-- SUPPLIED TEXT follows --

During his time as a prisoner, Fisher befriended Colonel Thomas E. Rose as Rose formed a working party with other prisoners in order to break out of the prison. One day at ten in the evening, Fisher and his party crossed the Chickahominy River and passed by the guard at Meadow bridge. On the next day, they hid under a pine thicket several miles beyond the river and would travel at night, avoiding the roads and hid in the thickets and jungles of the Chickahominy swamp during the day. When they reached the vicinity of the White House, a severe snowstorm occurred which caused Fisher and his party to lie for 2 days in order to avoid detection by the Confederates, who were actively searching for the missing men. On the evening of 18 February, Fisher's party were caught by a Confederate search party and fighting broke out with Fisher merely escaping out of sheer determination through the thickets and swamps and arriving on Williamsburg, Virginia, on 21 February along with some other party members that followed Fisher. They were shortly then rescued by Benjamin Butler's cavalry who were searching for the escapees. For his services during the break out, Fisher was promoted to Major of the Signal Corps and reassigned as the Chief Signal Officer of the United States Army, relieving William J. L. Nicodemus.

-- SUPPLIED TEXT concluded --
-- MATERIAL PROVIDED follows --

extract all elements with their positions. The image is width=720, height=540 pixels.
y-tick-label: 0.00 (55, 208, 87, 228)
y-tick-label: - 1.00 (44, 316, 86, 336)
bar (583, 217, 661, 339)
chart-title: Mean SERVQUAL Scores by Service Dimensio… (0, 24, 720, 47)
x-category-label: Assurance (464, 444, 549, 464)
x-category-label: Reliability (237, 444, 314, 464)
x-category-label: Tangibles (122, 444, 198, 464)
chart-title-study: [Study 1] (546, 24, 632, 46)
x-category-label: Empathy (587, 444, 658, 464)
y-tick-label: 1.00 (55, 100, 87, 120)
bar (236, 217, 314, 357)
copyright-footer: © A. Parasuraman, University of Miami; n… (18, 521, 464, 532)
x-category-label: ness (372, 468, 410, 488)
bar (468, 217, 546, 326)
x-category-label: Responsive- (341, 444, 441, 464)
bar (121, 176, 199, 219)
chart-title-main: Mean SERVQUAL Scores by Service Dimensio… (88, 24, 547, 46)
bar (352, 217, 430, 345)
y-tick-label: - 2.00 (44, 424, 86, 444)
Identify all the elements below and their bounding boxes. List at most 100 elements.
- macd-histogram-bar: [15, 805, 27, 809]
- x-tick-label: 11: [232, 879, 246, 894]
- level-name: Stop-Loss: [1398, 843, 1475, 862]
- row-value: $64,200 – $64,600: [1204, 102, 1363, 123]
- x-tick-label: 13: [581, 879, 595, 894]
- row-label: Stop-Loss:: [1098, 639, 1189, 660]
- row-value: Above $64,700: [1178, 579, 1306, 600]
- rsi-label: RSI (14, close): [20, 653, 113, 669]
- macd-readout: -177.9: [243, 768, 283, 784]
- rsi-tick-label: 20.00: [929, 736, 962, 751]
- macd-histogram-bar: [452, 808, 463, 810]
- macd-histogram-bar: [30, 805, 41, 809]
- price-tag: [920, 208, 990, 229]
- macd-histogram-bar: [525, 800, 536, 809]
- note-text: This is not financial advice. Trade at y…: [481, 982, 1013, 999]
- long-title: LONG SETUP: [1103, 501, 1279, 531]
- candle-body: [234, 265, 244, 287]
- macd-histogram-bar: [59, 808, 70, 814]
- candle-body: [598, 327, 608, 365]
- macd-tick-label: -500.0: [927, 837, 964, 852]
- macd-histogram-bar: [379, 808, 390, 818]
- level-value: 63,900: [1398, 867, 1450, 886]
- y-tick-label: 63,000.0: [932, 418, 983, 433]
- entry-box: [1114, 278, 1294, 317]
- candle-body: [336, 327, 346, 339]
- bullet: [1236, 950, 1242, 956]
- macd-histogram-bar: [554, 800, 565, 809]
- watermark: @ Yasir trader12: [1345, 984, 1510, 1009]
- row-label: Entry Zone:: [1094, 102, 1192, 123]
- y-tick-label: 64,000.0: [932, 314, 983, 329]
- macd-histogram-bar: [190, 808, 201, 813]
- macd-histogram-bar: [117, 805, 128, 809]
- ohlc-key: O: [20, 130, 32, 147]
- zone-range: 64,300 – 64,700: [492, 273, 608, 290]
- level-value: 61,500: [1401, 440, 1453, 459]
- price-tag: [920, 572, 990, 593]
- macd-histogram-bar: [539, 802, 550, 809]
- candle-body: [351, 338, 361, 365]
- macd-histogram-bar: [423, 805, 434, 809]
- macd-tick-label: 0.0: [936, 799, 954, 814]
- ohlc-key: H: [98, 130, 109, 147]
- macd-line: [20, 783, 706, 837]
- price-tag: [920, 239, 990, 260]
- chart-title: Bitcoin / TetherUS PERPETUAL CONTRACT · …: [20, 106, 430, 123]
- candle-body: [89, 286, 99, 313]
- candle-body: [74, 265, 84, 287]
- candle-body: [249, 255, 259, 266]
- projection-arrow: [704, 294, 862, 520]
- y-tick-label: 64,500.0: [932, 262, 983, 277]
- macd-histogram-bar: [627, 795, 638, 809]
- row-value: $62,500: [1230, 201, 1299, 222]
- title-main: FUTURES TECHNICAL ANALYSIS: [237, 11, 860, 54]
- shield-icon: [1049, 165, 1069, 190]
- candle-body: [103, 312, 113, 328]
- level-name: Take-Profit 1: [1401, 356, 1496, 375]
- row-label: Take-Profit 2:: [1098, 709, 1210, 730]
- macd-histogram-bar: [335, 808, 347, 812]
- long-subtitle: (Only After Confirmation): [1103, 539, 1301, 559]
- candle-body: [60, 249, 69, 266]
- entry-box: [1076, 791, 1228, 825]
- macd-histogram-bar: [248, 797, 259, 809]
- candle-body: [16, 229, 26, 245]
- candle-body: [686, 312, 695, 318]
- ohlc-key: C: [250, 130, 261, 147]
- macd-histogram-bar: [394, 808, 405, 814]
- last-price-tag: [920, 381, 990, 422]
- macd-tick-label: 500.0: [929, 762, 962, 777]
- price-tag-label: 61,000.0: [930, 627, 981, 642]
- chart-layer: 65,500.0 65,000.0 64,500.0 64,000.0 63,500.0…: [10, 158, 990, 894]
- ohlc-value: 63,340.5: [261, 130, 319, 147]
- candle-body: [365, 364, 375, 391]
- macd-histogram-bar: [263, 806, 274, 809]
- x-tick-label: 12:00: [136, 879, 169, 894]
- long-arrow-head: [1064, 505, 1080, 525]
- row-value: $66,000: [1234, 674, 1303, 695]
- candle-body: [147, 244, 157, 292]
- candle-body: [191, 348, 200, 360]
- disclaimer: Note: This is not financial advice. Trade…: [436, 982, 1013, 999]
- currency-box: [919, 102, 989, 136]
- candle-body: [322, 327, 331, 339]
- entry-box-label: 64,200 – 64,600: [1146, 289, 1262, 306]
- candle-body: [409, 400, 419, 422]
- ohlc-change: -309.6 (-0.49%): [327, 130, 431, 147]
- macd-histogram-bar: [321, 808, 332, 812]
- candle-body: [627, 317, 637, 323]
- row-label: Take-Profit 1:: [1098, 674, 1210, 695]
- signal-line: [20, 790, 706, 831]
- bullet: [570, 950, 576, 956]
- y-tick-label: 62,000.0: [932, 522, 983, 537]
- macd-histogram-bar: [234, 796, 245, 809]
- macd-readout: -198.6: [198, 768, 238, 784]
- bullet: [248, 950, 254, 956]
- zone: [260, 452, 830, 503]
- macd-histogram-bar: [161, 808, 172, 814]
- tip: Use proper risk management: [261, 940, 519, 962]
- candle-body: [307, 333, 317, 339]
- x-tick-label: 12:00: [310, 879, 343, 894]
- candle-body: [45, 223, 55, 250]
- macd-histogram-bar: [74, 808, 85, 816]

-- MATERIAL PROVIDED concluded --

* _WHAT YOU HAVE TO DO_: Could you condense the paragraph beginning "During his time as a prisoner" from the text on Fisher's escape into a short bulleted list that keeps its main facts? The data plays no part in what is asked here and can be set aside.

* _EXERCISE RESULT_:
- While a prisoner, Fisher befriended Colonel Thomas E. Rose, who formed a working party of prisoners to break out of the prison.
- At ten one evening, Fisher and his party crossed the Chickahominy River and passed the guard at Meadow bridge.
- They traveled at night, avoiding roads, and hid by day in thickets and in the Chickahominy swamp.
- Near the White House, a severe snowstorm forced them to lie hidden for 2 days while Confederates searched for the missing men.
- On the evening of 18 February, a Confederate search party caught them and fighting broke out. Fisher got away through the thickets and swamps and reached Williamsburg, Virginia, on 21 February with some party members.
- Benjamin Butler's cavalry, searching for the escapees, soon rescued them.
- For his services in the breakout, Fisher was promoted to Major of the Signal Corps and made Chief Signal Officer of the United States Army, relieving William J. L. Nicodemus.